__Exercise instructions__: Repeat the records verbatim and leave the pictures out of your copy.
# start of Records shown
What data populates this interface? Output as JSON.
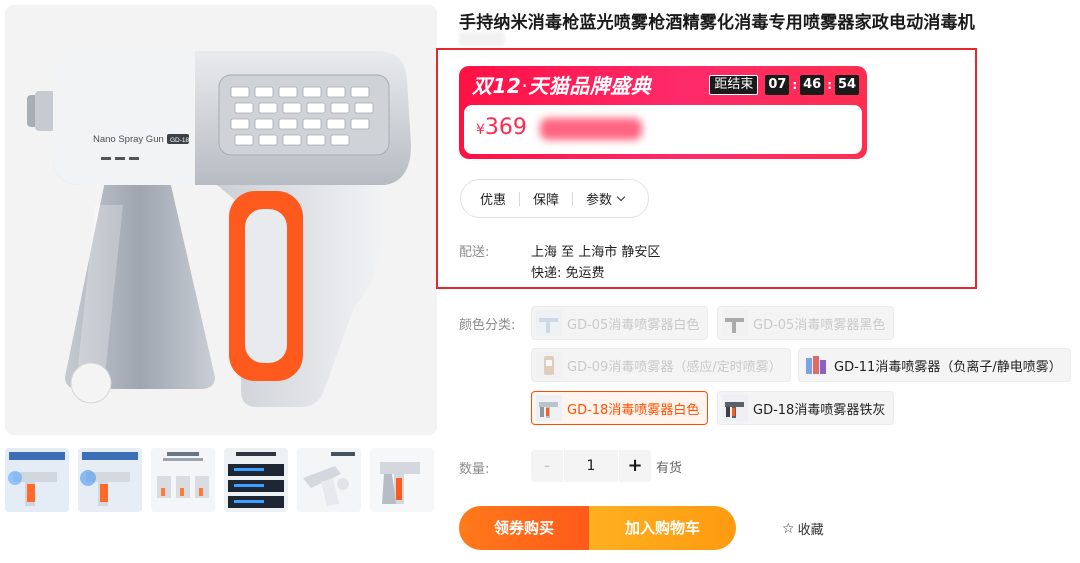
{
  "product": {
    "title": "手持纳米消毒枪蓝光喷雾枪酒精雾化消毒专用喷雾器家政电动消毒机",
    "image_text": "Nano Spray Gun",
    "image_badge": "GD-18"
  },
  "promo": {
    "title": "双12",
    "dot": "·",
    "title_rest": "天猫品牌盛典",
    "countdown_label": "距结束",
    "hours": "07",
    "minutes": "46",
    "seconds": "54",
    "separator": ":",
    "currency": "¥",
    "price": "369"
  },
  "tabs": {
    "discount": "优惠",
    "guarantee": "保障",
    "params": "参数"
  },
  "delivery": {
    "label": "配送:",
    "destination": "上海 至 上海市 静安区",
    "fee": "快递: 免运费"
  },
  "color": {
    "label": "颜色分类:",
    "options": [
      {
        "label": "GD-05消毒喷雾器白色",
        "state": "disabled"
      },
      {
        "label": "GD-05消毒喷雾器黑色",
        "state": "disabled"
      },
      {
        "label": "GD-09消毒喷雾器（感应/定时喷雾）",
        "state": "disabled"
      },
      {
        "label": "GD-11消毒喷雾器（负离子/静电喷雾）",
        "state": "available"
      },
      {
        "label": "GD-18消毒喷雾器白色",
        "state": "selected"
      },
      {
        "label": "GD-18消毒喷雾器铁灰",
        "state": "available"
      }
    ]
  },
  "quantity": {
    "label": "数量:",
    "value": "1",
    "minus": "-",
    "plus": "+",
    "stock": "有货"
  },
  "actions": {
    "coupon_buy": "领券购买",
    "add_to_cart": "加入购物车",
    "favorite_icon": "☆",
    "favorite": "收藏"
  },
  "colors": {
    "promo_red": "#ff1a4b",
    "price_red": "#ff2a50",
    "accent_orange": "#ff5000",
    "highlight_border": "#e5292e"
  }
}
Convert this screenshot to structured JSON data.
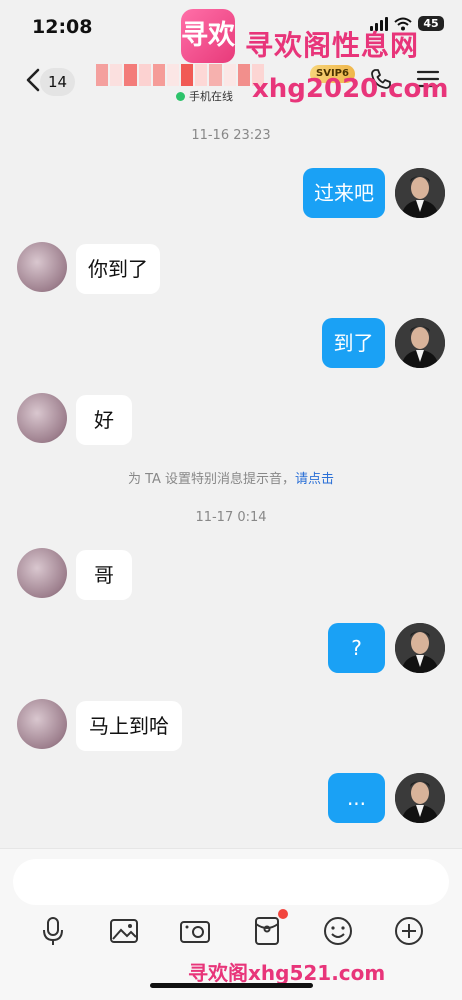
{
  "status_bar": {
    "time": "12:08",
    "battery": "45"
  },
  "watermark": {
    "logo": "寻欢",
    "title": "寻欢阁性息网",
    "url": "xhg2020.com",
    "bottom": "寻欢阁xhg521.com"
  },
  "nav": {
    "unread_count": "14",
    "svip": "SVIP6",
    "status": "手机在线",
    "icons": {
      "back": "chevron-left-icon",
      "call": "phone-icon",
      "menu": "menu-icon"
    }
  },
  "chat": {
    "timestamps": [
      "11-16 23:23",
      "11-17 0:14"
    ],
    "system_notice": {
      "text": "为 TA 设置特别消息提示音，",
      "link": "请点击"
    },
    "messages": [
      {
        "from": "self",
        "text": "过来吧"
      },
      {
        "from": "other",
        "text": "你到了"
      },
      {
        "from": "self",
        "text": "到了"
      },
      {
        "from": "other",
        "text": "好"
      },
      {
        "from": "other",
        "text": "哥"
      },
      {
        "from": "self",
        "text": "?"
      },
      {
        "from": "other",
        "text": "马上到哈"
      },
      {
        "from": "self",
        "text": "..."
      }
    ]
  },
  "input": {
    "value": "",
    "placeholder": ""
  },
  "toolbar": {
    "icons": [
      "microphone-icon",
      "image-icon",
      "camera-icon",
      "red-packet-icon",
      "emoji-icon",
      "plus-icon"
    ]
  },
  "colors": {
    "self_bubble": "#1aa1f5",
    "watermark": "#e8357a",
    "online": "#2dc36b"
  }
}
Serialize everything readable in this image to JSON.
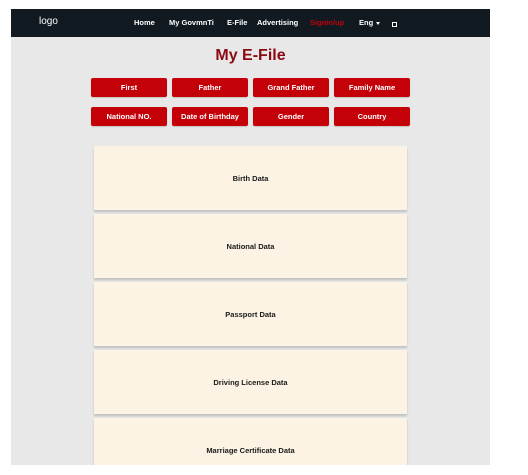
{
  "navbar": {
    "logo": "logo",
    "items": [
      "Home",
      "My GovmnTi",
      "E-File",
      "Advertising",
      "Signin/up"
    ],
    "language": "Eng"
  },
  "page": {
    "title": "My E-File"
  },
  "fields": {
    "row1": [
      "First",
      "Father",
      "Grand Father",
      "Family Name"
    ],
    "row2": [
      "National NO.",
      "Date of Birthday",
      "Gender",
      "Country"
    ]
  },
  "sections": [
    "Birth Data",
    "National Data",
    "Passport Data",
    "Driving License Data",
    "Marriage Certificate Data"
  ],
  "colors": {
    "navbar_bg": "#111a20",
    "accent_red": "#c40008",
    "title_red": "#8b0a12",
    "card_bg": "#fcf3e4",
    "page_bg": "#e8e8e8"
  }
}
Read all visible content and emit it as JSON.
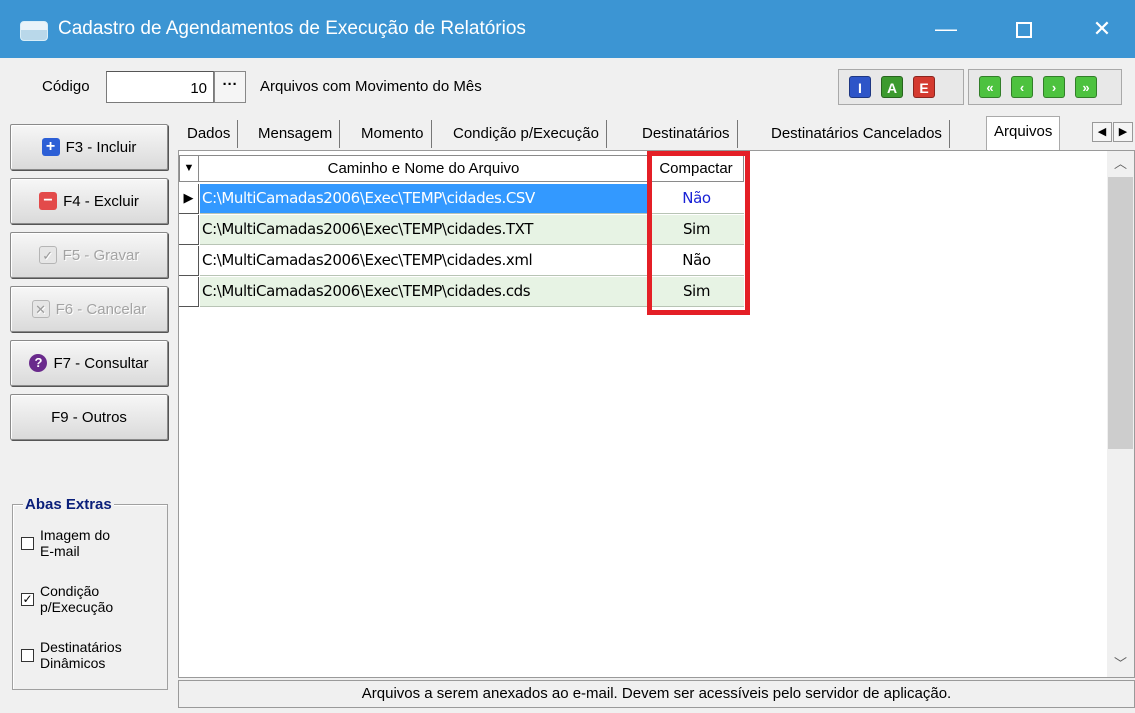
{
  "window": {
    "title": "Cadastro de Agendamentos de Execução de Relatórios",
    "minimize": "—",
    "close": "✕"
  },
  "toprow": {
    "codigo_label": "Código",
    "codigo_value": "10",
    "ellipsis": "···",
    "description": "Arquivos com Movimento do Mês",
    "mode_buttons": [
      "I",
      "A",
      "E"
    ],
    "nav_buttons": [
      "«",
      "‹",
      "›",
      "»"
    ]
  },
  "commands": [
    {
      "label": "F3 - Incluir",
      "icon": "plus-icon",
      "glyph": "+",
      "enabled": true
    },
    {
      "label": "F4 - Excluir",
      "icon": "minus-icon",
      "glyph": "−",
      "enabled": true
    },
    {
      "label": "F5 - Gravar",
      "icon": "check-icon",
      "glyph": "✓",
      "enabled": false
    },
    {
      "label": "F6 - Cancelar",
      "icon": "x-icon",
      "glyph": "✕",
      "enabled": false
    },
    {
      "label": "F7 - Consultar",
      "icon": "help-icon",
      "glyph": "?",
      "enabled": true
    },
    {
      "label": "F9 - Outros",
      "icon": "",
      "glyph": "",
      "enabled": true
    }
  ],
  "abas_extras": {
    "title": "Abas Extras",
    "items": [
      {
        "label_line1": "Imagem do",
        "label_line2": "E-mail",
        "checked": false
      },
      {
        "label_line1": "Condição",
        "label_line2": "p/Execução",
        "checked": true
      },
      {
        "label_line1": "Destinatários",
        "label_line2": "Dinâmicos",
        "checked": false
      }
    ]
  },
  "tabs": [
    "Dados",
    "Mensagem",
    "Momento",
    "Condição p/Execução",
    "Destinatários",
    "Destinatários Cancelados",
    "Arquivos"
  ],
  "active_tab": "Arquivos",
  "grid": {
    "columns": [
      "Caminho e Nome do Arquivo",
      "Compactar"
    ],
    "rows": [
      {
        "path": "C:\\MultiCamadas2006\\Exec\\TEMP\\cidades.CSV",
        "compactar": "Não"
      },
      {
        "path": "C:\\MultiCamadas2006\\Exec\\TEMP\\cidades.TXT",
        "compactar": "Sim"
      },
      {
        "path": "C:\\MultiCamadas2006\\Exec\\TEMP\\cidades.xml",
        "compactar": "Não"
      },
      {
        "path": "C:\\MultiCamadas2006\\Exec\\TEMP\\cidades.cds",
        "compactar": "Sim"
      }
    ]
  },
  "status_text": "Arquivos a serem anexados ao e-mail. Devem ser acessíveis pelo servidor de aplicação.",
  "colors": {
    "titlebar": "#3c95d3",
    "selection": "#3399ff",
    "highlight": "#e41f26",
    "alt_row": "#e7f3e4"
  }
}
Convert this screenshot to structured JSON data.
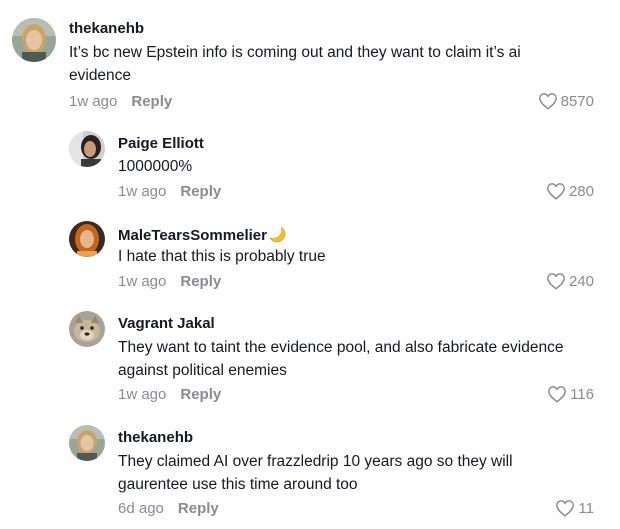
# end of Records shown
__Reply__:
What data populates this interface? Output as JSON.
{
  "product": {
    "title": "手持纳米消毒枪蓝光喷雾枪酒精雾化消毒专用喷雾器家政电动消毒机",
    "image_text": "Nano Spray Gun",
    "image_badge": "GD-18"
  },
  "promo": {
    "title": "双12",
    "dot": "·",
    "title_rest": "天猫品牌盛典",
    "countdown_label": "距结束",
    "hours": "07",
    "minutes": "46",
    "seconds": "54",
    "separator": ":",
    "currency": "¥",
    "price": "369"
  },
  "tabs": {
    "discount": "优惠",
    "guarantee": "保障",
    "params": "参数"
  },
  "delivery": {
    "label": "配送:",
    "destination": "上海 至 上海市 静安区",
    "fee": "快递: 免运费"
  },
  "color": {
    "label": "颜色分类:",
    "options": [
      {
        "label": "GD-05消毒喷雾器白色",
        "state": "disabled"
      },
      {
        "label": "GD-05消毒喷雾器黑色",
        "state": "disabled"
      },
      {
        "label": "GD-09消毒喷雾器（感应/定时喷雾）",
        "state": "disabled"
      },
      {
        "label": "GD-11消毒喷雾器（负离子/静电喷雾）",
        "state": "available"
      },
      {
        "label": "GD-18消毒喷雾器白色",
        "state": "selected"
      },
      {
        "label": "GD-18消毒喷雾器铁灰",
        "state": "available"
      }
    ]
  },
  "quantity": {
    "label": "数量:",
    "value": "1",
    "minus": "-",
    "plus": "+",
    "stock": "有货"
  },
  "actions": {
    "coupon_buy": "领券购买",
    "add_to_cart": "加入购物车",
    "favorite_icon": "☆",
    "favorite": "收藏"
  },
  "colors": {
    "promo_red": "#ff1a4b",
    "price_red": "#ff2a50",
    "accent_orange": "#ff5000",
    "highlight_border": "#e5292e"
  }
}
Convert this screenshot to structured JSON data.
{
  "status_bar": {
    "time": "12:08",
    "battery": "45"
  },
  "watermark": {
    "logo": "寻欢",
    "title": "寻欢阁性息网",
    "url": "xhg2020.com",
    "bottom": "寻欢阁xhg521.com"
  },
  "nav": {
    "unread_count": "14",
    "svip": "SVIP6",
    "status": "手机在线",
    "icons": {
      "back": "chevron-left-icon",
      "call": "phone-icon",
      "menu": "menu-icon"
    }
  },
  "chat": {
    "timestamps": [
      "11-16 23:23",
      "11-17 0:14"
    ],
    "system_notice": {
      "text": "为 TA 设置特别消息提示音，",
      "link": "请点击"
    },
    "messages": [
      {
        "from": "self",
        "text": "过来吧"
      },
      {
        "from": "other",
        "text": "你到了"
      },
      {
        "from": "self",
        "text": "到了"
      },
      {
        "from": "other",
        "text": "好"
      },
      {
        "from": "other",
        "text": "哥"
      },
      {
        "from": "self",
        "text": "?"
      },
      {
        "from": "other",
        "text": "马上到哈"
      },
      {
        "from": "self",
        "text": "..."
      }
    ]
  },
  "input": {
    "value": "",
    "placeholder": ""
  },
  "toolbar": {
    "icons": [
      "microphone-icon",
      "image-icon",
      "camera-icon",
      "red-packet-icon",
      "emoji-icon",
      "plus-icon"
    ]
  },
  "colors": {
    "self_bubble": "#1aa1f5",
    "watermark": "#e8357a",
    "online": "#2dc36b"
  }
}
Serialize everything readable in this image to JSON.
{
  "navbar": {
    "logo": "logo",
    "items": [
      "Home",
      "My GovmnTi",
      "E-File",
      "Advertising",
      "Signin/up"
    ],
    "language": "Eng"
  },
  "page": {
    "title": "My E-File"
  },
  "fields": {
    "row1": [
      "First",
      "Father",
      "Grand Father",
      "Family Name"
    ],
    "row2": [
      "National NO.",
      "Date of Birthday",
      "Gender",
      "Country"
    ]
  },
  "sections": [
    "Birth Data",
    "National Data",
    "Passport Data",
    "Driving License Data",
    "Marriage Certificate Data"
  ],
  "colors": {
    "navbar_bg": "#111a20",
    "accent_red": "#c40008",
    "title_red": "#8b0a12",
    "card_bg": "#fcf3e4",
    "page_bg": "#e8e8e8"
  }
}
Read all visible content and emit it as JSON.
{
  "window": {
    "title": "Cadastro de Agendamentos de Execução de Relatórios",
    "minimize": "—",
    "close": "✕"
  },
  "toprow": {
    "codigo_label": "Código",
    "codigo_value": "10",
    "ellipsis": "···",
    "description": "Arquivos com Movimento do Mês",
    "mode_buttons": [
      "I",
      "A",
      "E"
    ],
    "nav_buttons": [
      "«",
      "‹",
      "›",
      "»"
    ]
  },
  "commands": [
    {
      "label": "F3 - Incluir",
      "icon": "plus-icon",
      "glyph": "+",
      "enabled": true
    },
    {
      "label": "F4 - Excluir",
      "icon": "minus-icon",
      "glyph": "−",
      "enabled": true
    },
    {
      "label": "F5 - Gravar",
      "icon": "check-icon",
      "glyph": "✓",
      "enabled": false
    },
    {
      "label": "F6 - Cancelar",
      "icon": "x-icon",
      "glyph": "✕",
      "enabled": false
    },
    {
      "label": "F7 - Consultar",
      "icon": "help-icon",
      "glyph": "?",
      "enabled": true
    },
    {
      "label": "F9 - Outros",
      "icon": "",
      "glyph": "",
      "enabled": true
    }
  ],
  "abas_extras": {
    "title": "Abas Extras",
    "items": [
      {
        "label_line1": "Imagem do",
        "label_line2": "E-mail",
        "checked": false
      },
      {
        "label_line1": "Condição",
        "label_line2": "p/Execução",
        "checked": true
      },
      {
        "label_line1": "Destinatários",
        "label_line2": "Dinâmicos",
        "checked": false
      }
    ]
  },
  "tabs": [
    "Dados",
    "Mensagem",
    "Momento",
    "Condição p/Execução",
    "Destinatários",
    "Destinatários Cancelados",
    "Arquivos"
  ],
  "active_tab": "Arquivos",
  "grid": {
    "columns": [
      "Caminho e Nome do Arquivo",
      "Compactar"
    ],
    "rows": [
      {
        "path": "C:\\MultiCamadas2006\\Exec\\TEMP\\cidades.CSV",
        "compactar": "Não"
      },
      {
        "path": "C:\\MultiCamadas2006\\Exec\\TEMP\\cidades.TXT",
        "compactar": "Sim"
      },
      {
        "path": "C:\\MultiCamadas2006\\Exec\\TEMP\\cidades.xml",
        "compactar": "Não"
      },
      {
        "path": "C:\\MultiCamadas2006\\Exec\\TEMP\\cidades.cds",
        "compactar": "Sim"
      }
    ]
  },
  "status_text": "Arquivos a serem anexados ao e-mail. Devem ser acessíveis pelo servidor de aplicação.",
  "colors": {
    "titlebar": "#3c95d3",
    "selection": "#3399ff",
    "highlight": "#e41f26",
    "alt_row": "#e7f3e4"
  }
}
Convert this screenshot to structured JSON data.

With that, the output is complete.